CHALLENGE
Out of the lines below, please list those that hold the string "конференция".

DATASET EXTRACT

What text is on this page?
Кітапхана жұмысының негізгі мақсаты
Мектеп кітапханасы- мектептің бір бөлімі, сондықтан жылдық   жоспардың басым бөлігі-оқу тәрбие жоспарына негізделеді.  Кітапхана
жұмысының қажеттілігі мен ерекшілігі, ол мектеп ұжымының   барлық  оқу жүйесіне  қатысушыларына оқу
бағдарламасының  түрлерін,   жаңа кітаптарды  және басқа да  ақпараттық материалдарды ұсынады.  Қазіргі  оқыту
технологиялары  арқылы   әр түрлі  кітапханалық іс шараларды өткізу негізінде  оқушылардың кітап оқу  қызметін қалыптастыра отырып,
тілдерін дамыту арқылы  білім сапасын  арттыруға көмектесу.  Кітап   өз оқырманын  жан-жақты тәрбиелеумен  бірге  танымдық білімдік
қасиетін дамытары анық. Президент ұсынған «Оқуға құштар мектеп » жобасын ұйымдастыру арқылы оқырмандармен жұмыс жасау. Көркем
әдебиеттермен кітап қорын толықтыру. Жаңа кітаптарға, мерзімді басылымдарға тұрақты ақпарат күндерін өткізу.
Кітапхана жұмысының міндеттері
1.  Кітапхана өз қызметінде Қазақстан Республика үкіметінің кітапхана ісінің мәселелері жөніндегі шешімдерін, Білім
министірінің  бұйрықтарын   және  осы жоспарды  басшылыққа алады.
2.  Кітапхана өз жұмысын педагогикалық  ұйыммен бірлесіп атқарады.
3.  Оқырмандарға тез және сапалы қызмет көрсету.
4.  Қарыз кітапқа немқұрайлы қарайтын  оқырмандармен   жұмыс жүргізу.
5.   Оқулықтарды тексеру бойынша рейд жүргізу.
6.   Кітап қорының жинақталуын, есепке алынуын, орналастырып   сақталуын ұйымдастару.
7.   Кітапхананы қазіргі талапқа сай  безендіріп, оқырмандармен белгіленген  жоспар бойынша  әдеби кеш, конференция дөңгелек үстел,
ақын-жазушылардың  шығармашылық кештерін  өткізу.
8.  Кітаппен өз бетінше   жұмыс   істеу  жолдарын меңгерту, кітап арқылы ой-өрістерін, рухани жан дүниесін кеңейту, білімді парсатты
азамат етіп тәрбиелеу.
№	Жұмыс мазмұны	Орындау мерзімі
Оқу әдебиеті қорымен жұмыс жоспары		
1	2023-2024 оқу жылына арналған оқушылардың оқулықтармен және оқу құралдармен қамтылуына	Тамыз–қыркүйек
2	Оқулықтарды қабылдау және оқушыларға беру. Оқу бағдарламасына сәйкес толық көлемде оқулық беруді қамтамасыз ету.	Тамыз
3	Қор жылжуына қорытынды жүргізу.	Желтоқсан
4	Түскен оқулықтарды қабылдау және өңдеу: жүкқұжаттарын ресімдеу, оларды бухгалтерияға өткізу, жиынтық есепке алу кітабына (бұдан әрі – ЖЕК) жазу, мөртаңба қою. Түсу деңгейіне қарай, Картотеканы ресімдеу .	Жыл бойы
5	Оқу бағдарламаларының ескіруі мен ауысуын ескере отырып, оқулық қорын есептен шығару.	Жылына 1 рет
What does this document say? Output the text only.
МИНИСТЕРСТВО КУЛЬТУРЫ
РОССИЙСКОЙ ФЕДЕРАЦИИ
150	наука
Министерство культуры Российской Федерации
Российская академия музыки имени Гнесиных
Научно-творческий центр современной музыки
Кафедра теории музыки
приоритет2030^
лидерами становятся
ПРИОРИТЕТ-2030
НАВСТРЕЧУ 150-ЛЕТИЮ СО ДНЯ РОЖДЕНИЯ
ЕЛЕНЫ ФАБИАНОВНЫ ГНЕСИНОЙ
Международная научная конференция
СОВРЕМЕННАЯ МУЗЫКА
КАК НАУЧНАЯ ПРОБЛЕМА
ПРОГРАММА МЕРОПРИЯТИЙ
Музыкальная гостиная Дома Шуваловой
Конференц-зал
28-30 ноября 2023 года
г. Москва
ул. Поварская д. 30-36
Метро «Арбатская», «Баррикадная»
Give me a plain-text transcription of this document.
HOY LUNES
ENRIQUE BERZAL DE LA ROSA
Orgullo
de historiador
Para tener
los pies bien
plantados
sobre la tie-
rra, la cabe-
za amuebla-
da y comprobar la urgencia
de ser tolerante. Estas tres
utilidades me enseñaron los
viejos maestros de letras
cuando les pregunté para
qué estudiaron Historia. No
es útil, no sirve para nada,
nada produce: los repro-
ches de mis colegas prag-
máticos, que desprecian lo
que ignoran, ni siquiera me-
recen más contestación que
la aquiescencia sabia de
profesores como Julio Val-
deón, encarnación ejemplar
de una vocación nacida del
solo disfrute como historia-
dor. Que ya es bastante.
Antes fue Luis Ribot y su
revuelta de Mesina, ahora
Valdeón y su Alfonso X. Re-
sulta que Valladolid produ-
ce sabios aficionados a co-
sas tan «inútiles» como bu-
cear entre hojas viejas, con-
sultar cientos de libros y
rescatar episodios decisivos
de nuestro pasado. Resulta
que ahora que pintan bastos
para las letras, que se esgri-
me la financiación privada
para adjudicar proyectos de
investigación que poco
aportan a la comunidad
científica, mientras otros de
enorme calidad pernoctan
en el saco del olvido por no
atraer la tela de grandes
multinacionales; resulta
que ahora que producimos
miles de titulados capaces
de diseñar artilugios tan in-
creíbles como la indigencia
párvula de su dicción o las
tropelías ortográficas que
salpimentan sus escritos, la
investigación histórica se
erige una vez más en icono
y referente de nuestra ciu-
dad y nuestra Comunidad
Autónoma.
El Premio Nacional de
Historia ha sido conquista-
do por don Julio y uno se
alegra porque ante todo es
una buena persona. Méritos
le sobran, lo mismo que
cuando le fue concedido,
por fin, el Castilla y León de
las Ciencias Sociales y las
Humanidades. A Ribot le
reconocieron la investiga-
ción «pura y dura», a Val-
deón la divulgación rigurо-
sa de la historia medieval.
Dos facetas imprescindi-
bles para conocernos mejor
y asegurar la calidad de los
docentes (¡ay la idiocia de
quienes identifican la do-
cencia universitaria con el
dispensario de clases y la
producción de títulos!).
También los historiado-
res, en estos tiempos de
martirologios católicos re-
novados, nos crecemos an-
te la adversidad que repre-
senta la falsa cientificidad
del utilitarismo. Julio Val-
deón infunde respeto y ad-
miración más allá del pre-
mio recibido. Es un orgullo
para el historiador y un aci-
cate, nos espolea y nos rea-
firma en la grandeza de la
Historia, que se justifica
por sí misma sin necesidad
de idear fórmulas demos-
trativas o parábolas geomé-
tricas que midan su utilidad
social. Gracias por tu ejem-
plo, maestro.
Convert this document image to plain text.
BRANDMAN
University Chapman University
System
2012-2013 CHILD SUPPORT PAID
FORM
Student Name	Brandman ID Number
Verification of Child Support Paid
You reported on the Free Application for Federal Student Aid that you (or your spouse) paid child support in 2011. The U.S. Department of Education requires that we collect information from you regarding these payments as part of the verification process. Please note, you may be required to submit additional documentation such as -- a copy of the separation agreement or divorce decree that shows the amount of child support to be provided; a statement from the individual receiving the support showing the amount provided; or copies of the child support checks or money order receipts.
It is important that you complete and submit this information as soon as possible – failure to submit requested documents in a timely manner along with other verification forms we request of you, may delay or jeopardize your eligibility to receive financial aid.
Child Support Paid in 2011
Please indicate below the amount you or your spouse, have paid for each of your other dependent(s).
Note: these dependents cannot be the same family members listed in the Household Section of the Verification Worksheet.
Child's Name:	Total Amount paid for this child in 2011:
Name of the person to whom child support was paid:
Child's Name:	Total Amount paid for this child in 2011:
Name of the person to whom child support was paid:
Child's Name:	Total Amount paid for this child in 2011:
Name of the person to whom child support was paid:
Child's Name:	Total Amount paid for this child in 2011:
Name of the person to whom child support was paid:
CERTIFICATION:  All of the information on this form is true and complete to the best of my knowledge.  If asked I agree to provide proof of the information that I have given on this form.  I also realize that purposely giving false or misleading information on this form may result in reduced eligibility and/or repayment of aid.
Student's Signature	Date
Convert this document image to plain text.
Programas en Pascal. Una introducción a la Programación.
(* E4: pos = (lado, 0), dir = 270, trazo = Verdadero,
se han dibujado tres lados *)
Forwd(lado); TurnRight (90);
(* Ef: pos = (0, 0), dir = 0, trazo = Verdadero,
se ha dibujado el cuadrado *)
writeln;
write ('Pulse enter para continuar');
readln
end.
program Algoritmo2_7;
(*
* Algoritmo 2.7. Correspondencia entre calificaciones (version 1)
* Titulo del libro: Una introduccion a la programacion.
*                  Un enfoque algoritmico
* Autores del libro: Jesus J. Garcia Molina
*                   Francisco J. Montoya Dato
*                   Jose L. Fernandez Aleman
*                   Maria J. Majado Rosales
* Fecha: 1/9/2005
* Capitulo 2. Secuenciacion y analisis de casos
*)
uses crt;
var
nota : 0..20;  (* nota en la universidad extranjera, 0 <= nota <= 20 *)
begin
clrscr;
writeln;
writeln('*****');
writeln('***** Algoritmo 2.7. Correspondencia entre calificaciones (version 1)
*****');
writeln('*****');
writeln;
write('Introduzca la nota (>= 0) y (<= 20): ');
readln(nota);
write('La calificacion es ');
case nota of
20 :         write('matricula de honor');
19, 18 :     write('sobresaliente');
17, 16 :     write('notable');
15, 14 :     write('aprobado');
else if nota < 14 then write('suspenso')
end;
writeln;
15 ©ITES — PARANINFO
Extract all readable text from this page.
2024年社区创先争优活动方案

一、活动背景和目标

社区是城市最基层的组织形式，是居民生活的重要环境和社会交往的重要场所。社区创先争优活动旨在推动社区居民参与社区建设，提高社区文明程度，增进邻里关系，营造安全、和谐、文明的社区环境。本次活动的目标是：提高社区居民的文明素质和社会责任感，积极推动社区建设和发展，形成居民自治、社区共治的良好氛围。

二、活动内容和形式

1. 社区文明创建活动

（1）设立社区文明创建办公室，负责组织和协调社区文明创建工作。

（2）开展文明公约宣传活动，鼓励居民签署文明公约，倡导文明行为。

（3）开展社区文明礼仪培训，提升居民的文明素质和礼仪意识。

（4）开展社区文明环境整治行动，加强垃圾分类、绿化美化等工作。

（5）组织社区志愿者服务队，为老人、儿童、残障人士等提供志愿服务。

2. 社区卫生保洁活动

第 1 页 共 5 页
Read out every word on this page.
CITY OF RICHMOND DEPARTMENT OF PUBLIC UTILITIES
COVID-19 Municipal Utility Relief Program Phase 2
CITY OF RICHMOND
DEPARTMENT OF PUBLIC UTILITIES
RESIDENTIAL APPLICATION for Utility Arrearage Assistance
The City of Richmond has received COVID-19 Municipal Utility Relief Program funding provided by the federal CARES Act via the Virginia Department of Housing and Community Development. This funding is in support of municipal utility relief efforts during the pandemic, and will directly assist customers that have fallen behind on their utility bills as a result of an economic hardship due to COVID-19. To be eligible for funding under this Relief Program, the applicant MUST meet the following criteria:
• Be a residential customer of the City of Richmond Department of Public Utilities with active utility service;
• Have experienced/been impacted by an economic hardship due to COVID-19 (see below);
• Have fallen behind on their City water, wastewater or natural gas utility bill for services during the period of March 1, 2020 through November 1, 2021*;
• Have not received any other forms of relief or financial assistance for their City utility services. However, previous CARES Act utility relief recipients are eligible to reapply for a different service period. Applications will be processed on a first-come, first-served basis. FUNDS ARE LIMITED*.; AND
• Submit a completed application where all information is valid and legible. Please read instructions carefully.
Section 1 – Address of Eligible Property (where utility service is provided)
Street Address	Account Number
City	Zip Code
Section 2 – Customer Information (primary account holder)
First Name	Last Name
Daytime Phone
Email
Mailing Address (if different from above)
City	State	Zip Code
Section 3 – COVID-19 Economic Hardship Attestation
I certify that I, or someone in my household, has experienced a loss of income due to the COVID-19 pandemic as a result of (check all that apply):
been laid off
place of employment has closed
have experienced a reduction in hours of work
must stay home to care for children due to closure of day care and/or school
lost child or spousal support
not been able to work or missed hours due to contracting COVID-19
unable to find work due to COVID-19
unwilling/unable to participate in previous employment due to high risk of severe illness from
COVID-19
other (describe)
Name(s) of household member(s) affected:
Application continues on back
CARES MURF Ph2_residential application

ANSWER IN FULL
7.   Кітапхананы қазіргі талапқа сай  безендіріп, оқырмандармен белгіленген  жоспар бойынша  әдеби кеш, конференция дөңгелек үстел,
Международная научная конференция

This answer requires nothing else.